══ Text ══

Oil prices fell slightly in Asian trading on Tuesday. This dip happened because worries about having too much oil available (oversupply) were more impactful than other factors.1 Those other factors included the uncertainty about what US penalties on major Russian oil companies like Rosneft and Lukoil would do, and the positive feelings about the US government possibly reopening.

The price for Brent crude oil futures dropped by 27 cents, or 0.4%, settling at 63.79 a barrel.US West Texas Intermediate (WTI) crude oil was also down by 27 cents, or 0.5%, priced at 59.86 a barrel.Both types of oil had actually seen their prices go up by about 40 cents in the trading session before this one.

Gold prices went up again on Tuesday, reaching their highest point in almost three weeks. This increase was mainly because people are increasingly expecting the US central bank (the Federal Reserve) to lower interest rates again in December. Also helping the price was the news that the U.S. government shutdown might be ending.

Specifically, spot gold (for immediate purchase) was up by 0.4% to 4,131.32/oz, and US gold futures (for December delivery) rose by 0.4% to 4,137.50/oz.

For more on Gold prices, read Gold (XAU/USD) Price Forecast: Bullish Breakout Gathers Pace as Fed Pivot Expectations Firm, $4250/oz Incoming?

═══
══ Records supplied ══

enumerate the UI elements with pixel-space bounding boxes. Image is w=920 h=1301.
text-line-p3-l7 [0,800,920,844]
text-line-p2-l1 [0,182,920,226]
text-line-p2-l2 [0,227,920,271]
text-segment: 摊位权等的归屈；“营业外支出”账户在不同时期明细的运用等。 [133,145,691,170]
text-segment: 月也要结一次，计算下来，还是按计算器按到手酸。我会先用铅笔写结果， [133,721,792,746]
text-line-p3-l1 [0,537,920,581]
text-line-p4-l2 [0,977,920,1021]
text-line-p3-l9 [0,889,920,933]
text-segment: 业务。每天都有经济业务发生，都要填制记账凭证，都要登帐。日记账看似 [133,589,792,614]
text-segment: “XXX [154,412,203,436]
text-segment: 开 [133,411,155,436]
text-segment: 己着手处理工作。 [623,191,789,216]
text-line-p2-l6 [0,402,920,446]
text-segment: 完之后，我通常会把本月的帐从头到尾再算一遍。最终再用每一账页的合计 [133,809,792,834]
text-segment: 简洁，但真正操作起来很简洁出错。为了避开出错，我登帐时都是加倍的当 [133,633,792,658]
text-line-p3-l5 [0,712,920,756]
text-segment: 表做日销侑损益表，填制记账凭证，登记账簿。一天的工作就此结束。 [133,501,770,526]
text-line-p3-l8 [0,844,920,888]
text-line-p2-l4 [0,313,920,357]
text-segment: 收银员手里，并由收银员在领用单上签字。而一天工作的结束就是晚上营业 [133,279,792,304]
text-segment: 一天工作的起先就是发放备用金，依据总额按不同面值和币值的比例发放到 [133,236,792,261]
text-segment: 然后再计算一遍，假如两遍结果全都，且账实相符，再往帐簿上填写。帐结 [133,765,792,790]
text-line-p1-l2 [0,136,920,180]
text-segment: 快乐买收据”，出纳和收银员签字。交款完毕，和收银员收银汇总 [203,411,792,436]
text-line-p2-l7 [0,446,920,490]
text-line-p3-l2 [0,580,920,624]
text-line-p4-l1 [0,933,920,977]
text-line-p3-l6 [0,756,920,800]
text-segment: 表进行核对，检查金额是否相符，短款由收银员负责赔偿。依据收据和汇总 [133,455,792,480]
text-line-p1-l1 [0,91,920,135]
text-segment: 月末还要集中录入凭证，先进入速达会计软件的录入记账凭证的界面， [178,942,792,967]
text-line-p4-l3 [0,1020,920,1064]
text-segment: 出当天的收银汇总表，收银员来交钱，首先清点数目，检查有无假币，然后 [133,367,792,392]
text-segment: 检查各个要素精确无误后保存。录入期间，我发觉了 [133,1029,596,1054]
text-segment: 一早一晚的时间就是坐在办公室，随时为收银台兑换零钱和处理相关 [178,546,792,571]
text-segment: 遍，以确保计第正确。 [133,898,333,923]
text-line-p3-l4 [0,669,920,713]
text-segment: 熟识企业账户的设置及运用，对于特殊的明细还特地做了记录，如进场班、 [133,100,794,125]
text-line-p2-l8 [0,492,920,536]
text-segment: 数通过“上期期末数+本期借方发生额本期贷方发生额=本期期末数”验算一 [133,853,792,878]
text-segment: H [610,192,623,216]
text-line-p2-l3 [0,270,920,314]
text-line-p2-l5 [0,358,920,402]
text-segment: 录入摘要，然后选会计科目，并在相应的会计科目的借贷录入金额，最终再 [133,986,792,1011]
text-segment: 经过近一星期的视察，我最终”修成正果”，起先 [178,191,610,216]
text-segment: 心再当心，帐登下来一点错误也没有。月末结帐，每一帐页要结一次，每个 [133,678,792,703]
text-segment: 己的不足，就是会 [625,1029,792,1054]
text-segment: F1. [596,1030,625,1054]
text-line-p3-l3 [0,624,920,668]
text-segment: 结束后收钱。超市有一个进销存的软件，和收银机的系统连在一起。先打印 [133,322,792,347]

═══
══ Records supplied ══

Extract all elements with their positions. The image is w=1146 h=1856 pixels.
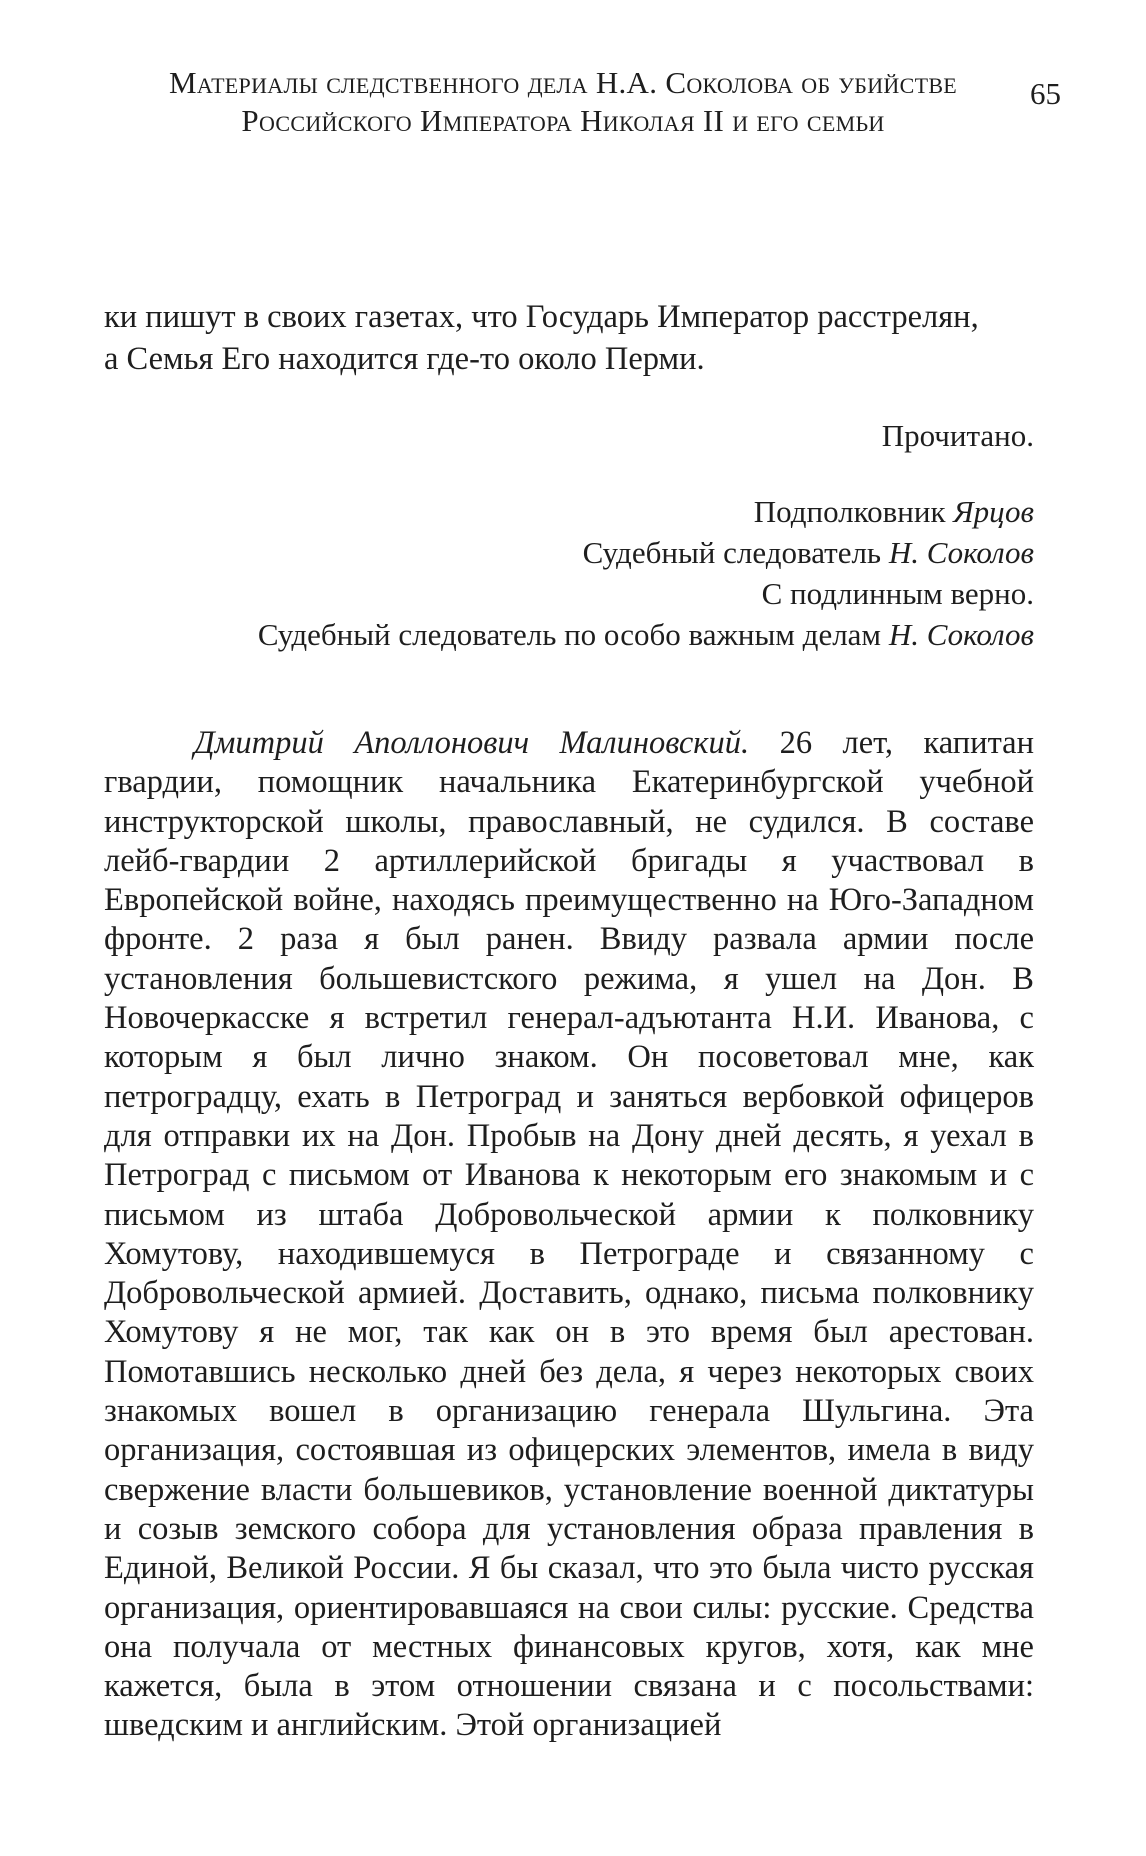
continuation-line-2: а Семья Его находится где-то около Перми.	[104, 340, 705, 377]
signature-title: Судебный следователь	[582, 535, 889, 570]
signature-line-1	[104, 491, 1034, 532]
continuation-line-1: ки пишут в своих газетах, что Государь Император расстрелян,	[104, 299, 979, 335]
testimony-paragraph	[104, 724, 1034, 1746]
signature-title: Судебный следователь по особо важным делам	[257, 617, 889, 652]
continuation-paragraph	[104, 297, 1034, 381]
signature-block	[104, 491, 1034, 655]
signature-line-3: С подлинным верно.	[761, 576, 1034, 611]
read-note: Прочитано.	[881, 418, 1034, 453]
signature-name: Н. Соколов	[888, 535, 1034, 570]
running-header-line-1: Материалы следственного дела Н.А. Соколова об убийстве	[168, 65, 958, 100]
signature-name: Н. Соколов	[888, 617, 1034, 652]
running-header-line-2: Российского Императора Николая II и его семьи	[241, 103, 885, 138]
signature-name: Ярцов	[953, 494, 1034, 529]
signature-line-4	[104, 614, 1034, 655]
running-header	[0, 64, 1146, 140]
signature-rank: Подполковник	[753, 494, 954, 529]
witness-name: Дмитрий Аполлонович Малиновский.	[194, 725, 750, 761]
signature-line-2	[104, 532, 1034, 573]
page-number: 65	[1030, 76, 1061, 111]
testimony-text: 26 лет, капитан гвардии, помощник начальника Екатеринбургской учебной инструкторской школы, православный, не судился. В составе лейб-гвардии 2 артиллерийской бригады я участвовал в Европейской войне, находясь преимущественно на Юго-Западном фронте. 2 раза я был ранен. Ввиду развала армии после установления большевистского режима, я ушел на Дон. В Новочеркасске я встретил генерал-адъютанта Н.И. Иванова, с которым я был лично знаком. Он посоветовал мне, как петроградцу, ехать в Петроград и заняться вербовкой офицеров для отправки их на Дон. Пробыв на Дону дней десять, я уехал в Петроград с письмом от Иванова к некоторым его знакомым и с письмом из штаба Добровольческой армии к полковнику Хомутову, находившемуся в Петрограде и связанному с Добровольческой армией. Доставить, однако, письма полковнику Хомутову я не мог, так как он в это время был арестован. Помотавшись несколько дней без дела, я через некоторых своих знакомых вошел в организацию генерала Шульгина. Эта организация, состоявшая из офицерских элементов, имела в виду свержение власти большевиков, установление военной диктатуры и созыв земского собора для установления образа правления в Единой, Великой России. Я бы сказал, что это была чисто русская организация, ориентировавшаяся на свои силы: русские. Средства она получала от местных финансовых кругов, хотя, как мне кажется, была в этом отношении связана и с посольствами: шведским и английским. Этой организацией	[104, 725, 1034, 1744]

═══

Turn the paragraph of the market report that begins "Gold prices went up again" into a short bulleted list that keeps its main facts.

◆ **Final result**
- Gold prices rose again on Tuesday to their highest level in almost three weeks.
- The main driver was growing expectation that the Federal Reserve will cut interest rates again in December.
- News that the U.S. government shutdown might be ending also supported the price.